[Records for the task]:
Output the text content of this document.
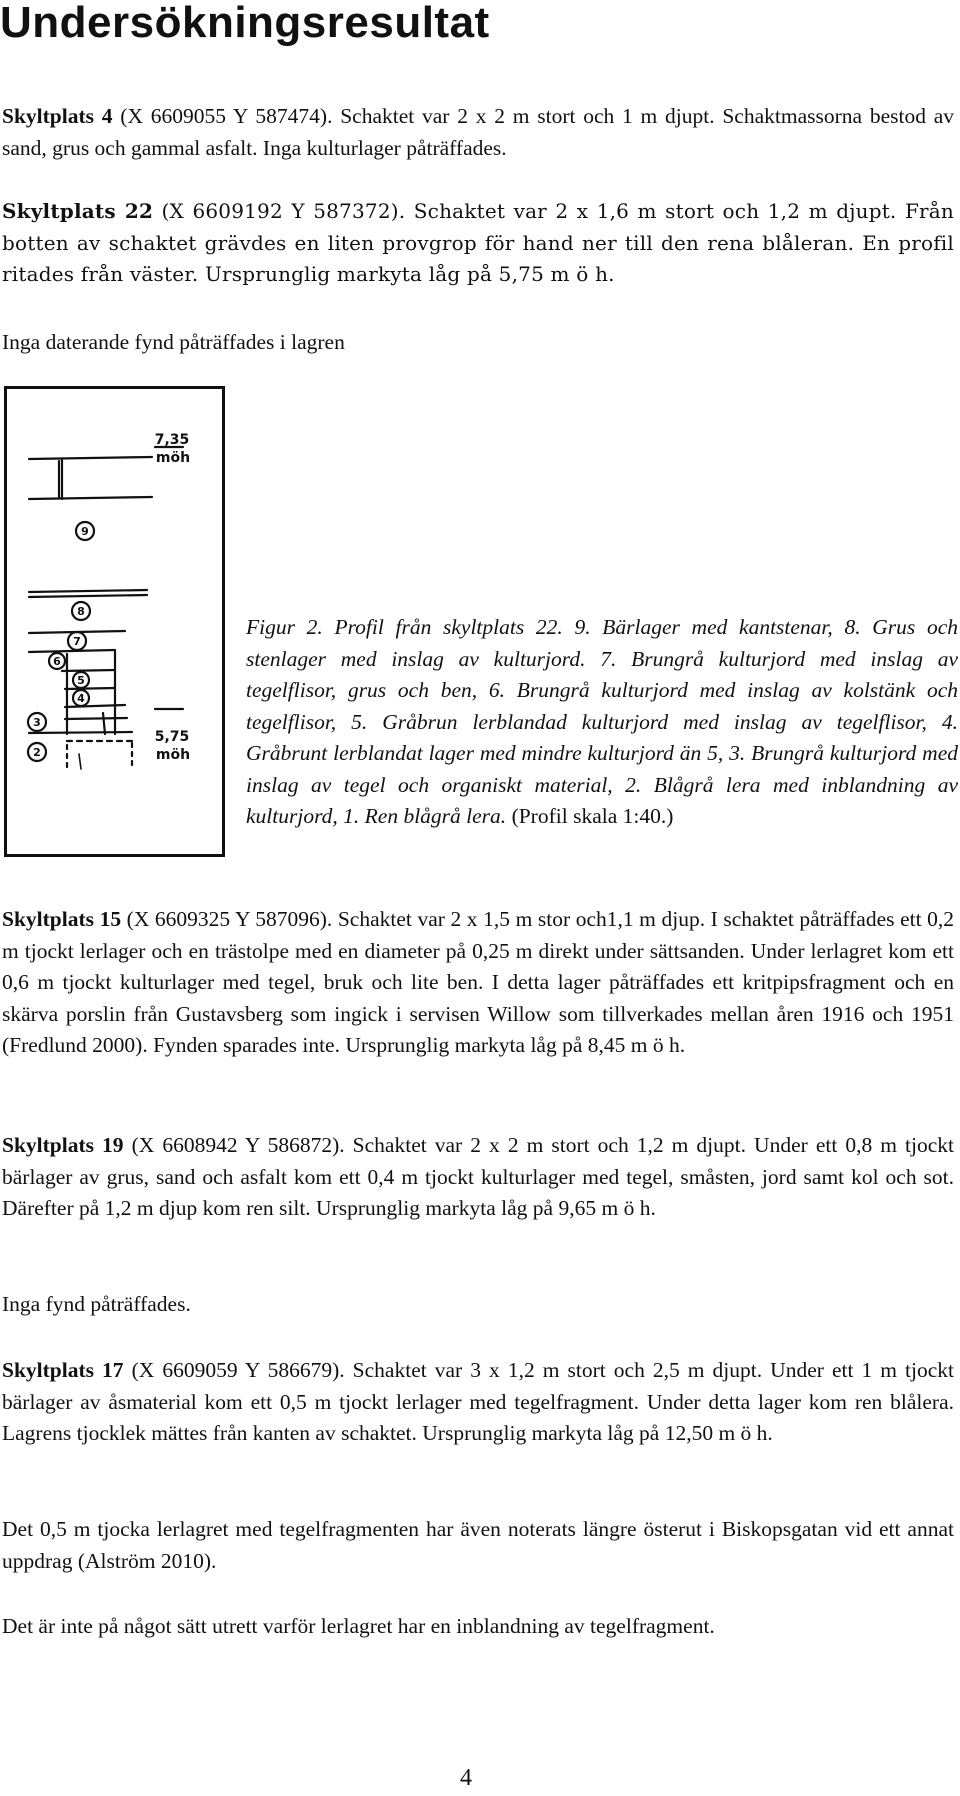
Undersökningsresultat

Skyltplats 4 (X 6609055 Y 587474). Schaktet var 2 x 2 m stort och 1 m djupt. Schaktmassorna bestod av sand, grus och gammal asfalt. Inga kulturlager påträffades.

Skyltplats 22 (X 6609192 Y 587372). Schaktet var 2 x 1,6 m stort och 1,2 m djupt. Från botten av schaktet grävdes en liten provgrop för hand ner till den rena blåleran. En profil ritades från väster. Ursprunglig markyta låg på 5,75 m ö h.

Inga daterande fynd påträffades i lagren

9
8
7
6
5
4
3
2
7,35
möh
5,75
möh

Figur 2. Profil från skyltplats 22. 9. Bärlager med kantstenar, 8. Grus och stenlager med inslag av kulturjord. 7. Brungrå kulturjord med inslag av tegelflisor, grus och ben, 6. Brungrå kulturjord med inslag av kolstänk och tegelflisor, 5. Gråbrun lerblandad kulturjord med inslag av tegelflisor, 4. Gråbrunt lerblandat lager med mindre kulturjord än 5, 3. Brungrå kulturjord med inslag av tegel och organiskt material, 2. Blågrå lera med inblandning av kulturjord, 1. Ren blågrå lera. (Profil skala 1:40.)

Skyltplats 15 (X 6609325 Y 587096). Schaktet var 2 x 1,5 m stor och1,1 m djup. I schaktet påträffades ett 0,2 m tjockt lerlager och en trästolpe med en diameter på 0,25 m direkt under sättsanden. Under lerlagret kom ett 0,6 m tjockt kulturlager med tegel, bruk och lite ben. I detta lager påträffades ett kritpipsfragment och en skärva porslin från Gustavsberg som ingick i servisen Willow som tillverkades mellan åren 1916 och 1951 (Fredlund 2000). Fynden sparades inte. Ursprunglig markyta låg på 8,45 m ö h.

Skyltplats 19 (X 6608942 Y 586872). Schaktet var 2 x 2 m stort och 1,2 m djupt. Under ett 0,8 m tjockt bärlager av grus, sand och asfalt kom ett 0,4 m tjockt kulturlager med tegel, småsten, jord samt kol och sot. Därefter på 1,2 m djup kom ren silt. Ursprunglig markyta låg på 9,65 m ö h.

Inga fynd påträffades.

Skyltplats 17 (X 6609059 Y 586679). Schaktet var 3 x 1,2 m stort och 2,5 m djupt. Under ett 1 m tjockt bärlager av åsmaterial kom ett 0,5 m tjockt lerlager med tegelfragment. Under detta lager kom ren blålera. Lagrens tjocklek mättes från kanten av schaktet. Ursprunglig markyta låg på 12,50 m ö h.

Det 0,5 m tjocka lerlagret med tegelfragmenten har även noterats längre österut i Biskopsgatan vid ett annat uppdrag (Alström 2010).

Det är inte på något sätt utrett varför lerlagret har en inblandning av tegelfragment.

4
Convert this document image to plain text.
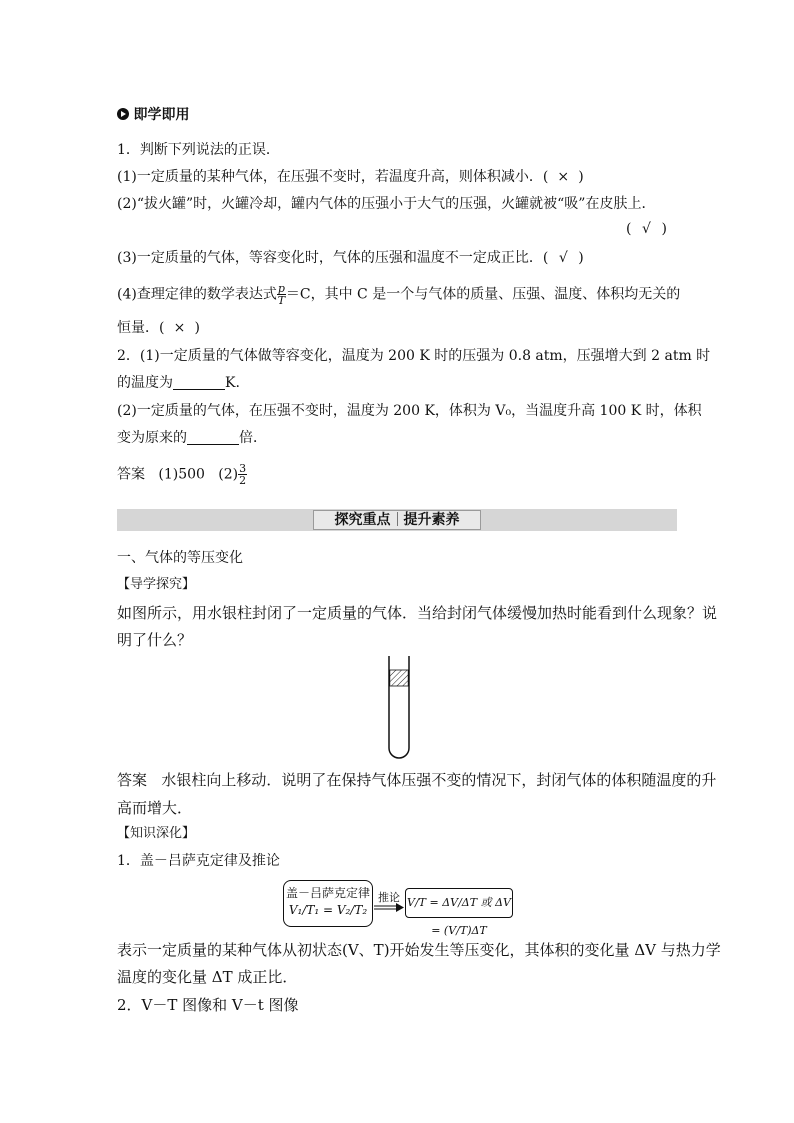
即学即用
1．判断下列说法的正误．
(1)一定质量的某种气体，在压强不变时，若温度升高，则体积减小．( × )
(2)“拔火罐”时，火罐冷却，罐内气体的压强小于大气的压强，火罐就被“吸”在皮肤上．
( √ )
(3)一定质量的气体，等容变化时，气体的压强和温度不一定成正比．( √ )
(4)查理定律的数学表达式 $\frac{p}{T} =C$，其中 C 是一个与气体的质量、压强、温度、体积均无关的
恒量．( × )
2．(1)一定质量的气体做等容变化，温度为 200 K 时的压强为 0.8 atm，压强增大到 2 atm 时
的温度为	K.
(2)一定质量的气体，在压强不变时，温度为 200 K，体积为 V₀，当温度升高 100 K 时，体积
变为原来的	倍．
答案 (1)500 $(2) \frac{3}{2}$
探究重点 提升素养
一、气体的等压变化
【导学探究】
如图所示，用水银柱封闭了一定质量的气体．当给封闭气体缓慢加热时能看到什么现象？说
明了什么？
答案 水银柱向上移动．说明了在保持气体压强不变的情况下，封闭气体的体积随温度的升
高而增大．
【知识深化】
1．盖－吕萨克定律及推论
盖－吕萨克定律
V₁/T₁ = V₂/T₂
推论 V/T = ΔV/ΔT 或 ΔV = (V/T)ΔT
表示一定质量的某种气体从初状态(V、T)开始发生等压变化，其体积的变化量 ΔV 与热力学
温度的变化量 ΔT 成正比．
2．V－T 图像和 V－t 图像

[Directions for this task]:
Set down all the entries exactly as they appear, but skip any pictures.

[Worked solution]:
Output the text content of this document.
Undersökningsresultat

Skyltplats 4 (X 6609055 Y 587474). Schaktet var 2 x 2 m stort och 1 m djupt. Schaktmassorna bestod av sand, grus och gammal asfalt. Inga kulturlager påträffades.

Skyltplats 22 (X 6609192 Y 587372). Schaktet var 2 x 1,6 m stort och 1,2 m djupt. Från botten av schaktet grävdes en liten provgrop för hand ner till den rena blåleran. En profil ritades från väster. Ursprunglig markyta låg på 5,75 m ö h.

Inga daterande fynd påträffades i lagren

9
8
7
6
5
4
3
2
7,35
möh
5,75
möh

Figur 2. Profil från skyltplats 22. 9. Bärlager med kantstenar, 8. Grus och stenlager med inslag av kulturjord. 7. Brungrå kulturjord med inslag av tegelflisor, grus och ben, 6. Brungrå kulturjord med inslag av kolstänk och tegelflisor, 5. Gråbrun lerblandad kulturjord med inslag av tegelflisor, 4. Gråbrunt lerblandat lager med mindre kulturjord än 5, 3. Brungrå kulturjord med inslag av tegel och organiskt material, 2. Blågrå lera med inblandning av kulturjord, 1. Ren blågrå lera. (Profil skala 1:40.)

Skyltplats 15 (X 6609325 Y 587096). Schaktet var 2 x 1,5 m stor och1,1 m djup. I schaktet påträffades ett 0,2 m tjockt lerlager och en trästolpe med en diameter på 0,25 m direkt under sättsanden. Under lerlagret kom ett 0,6 m tjockt kulturlager med tegel, bruk och lite ben. I detta lager påträffades ett kritpipsfragment och en skärva porslin från Gustavsberg som ingick i servisen Willow som tillverkades mellan åren 1916 och 1951 (Fredlund 2000). Fynden sparades inte. Ursprunglig markyta låg på 8,45 m ö h.

Skyltplats 19 (X 6608942 Y 586872). Schaktet var 2 x 2 m stort och 1,2 m djupt. Under ett 0,8 m tjockt bärlager av grus, sand och asfalt kom ett 0,4 m tjockt kulturlager med tegel, småsten, jord samt kol och sot. Därefter på 1,2 m djup kom ren silt. Ursprunglig markyta låg på 9,65 m ö h.

Inga fynd påträffades.

Skyltplats 17 (X 6609059 Y 586679). Schaktet var 3 x 1,2 m stort och 2,5 m djupt. Under ett 1 m tjockt bärlager av åsmaterial kom ett 0,5 m tjockt lerlager med tegelfragment. Under detta lager kom ren blålera. Lagrens tjocklek mättes från kanten av schaktet. Ursprunglig markyta låg på 12,50 m ö h.

Det 0,5 m tjocka lerlagret med tegelfragmenten har även noterats längre österut i Biskopsgatan vid ett annat uppdrag (Alström 2010).

Det är inte på något sätt utrett varför lerlagret har en inblandning av tegelfragment.

4
Convert this document image to plain text.
即学即用
1．判断下列说法的正误．
(1)一定质量的某种气体，在压强不变时，若温度升高，则体积减小．( × )
(2)“拔火罐”时，火罐冷却，罐内气体的压强小于大气的压强，火罐就被“吸”在皮肤上．
( √ )
(3)一定质量的气体，等容变化时，气体的压强和温度不一定成正比．( √ )
(4)查理定律的数学表达式 $\frac{p}{T} =C$，其中 C 是一个与气体的质量、压强、温度、体积均无关的
恒量．( × )
2．(1)一定质量的气体做等容变化，温度为 200 K 时的压强为 0.8 atm，压强增大到 2 atm 时
的温度为	K.
(2)一定质量的气体，在压强不变时，温度为 200 K，体积为 V₀，当温度升高 100 K 时，体积
变为原来的	倍．
答案 (1)500 $(2) \frac{3}{2}$
探究重点 提升素养
一、气体的等压变化
【导学探究】
如图所示，用水银柱封闭了一定质量的气体．当给封闭气体缓慢加热时能看到什么现象？说
明了什么？
答案 水银柱向上移动．说明了在保持气体压强不变的情况下，封闭气体的体积随温度的升
高而增大．
【知识深化】
1．盖－吕萨克定律及推论
盖－吕萨克定律
V₁/T₁ = V₂/T₂
推论 V/T = ΔV/ΔT 或 ΔV = (V/T)ΔT
表示一定质量的某种气体从初状态(V、T)开始发生等压变化，其体积的变化量 ΔV 与热力学
温度的变化量 ΔT 成正比．
2．V－T 图像和 V－t 图像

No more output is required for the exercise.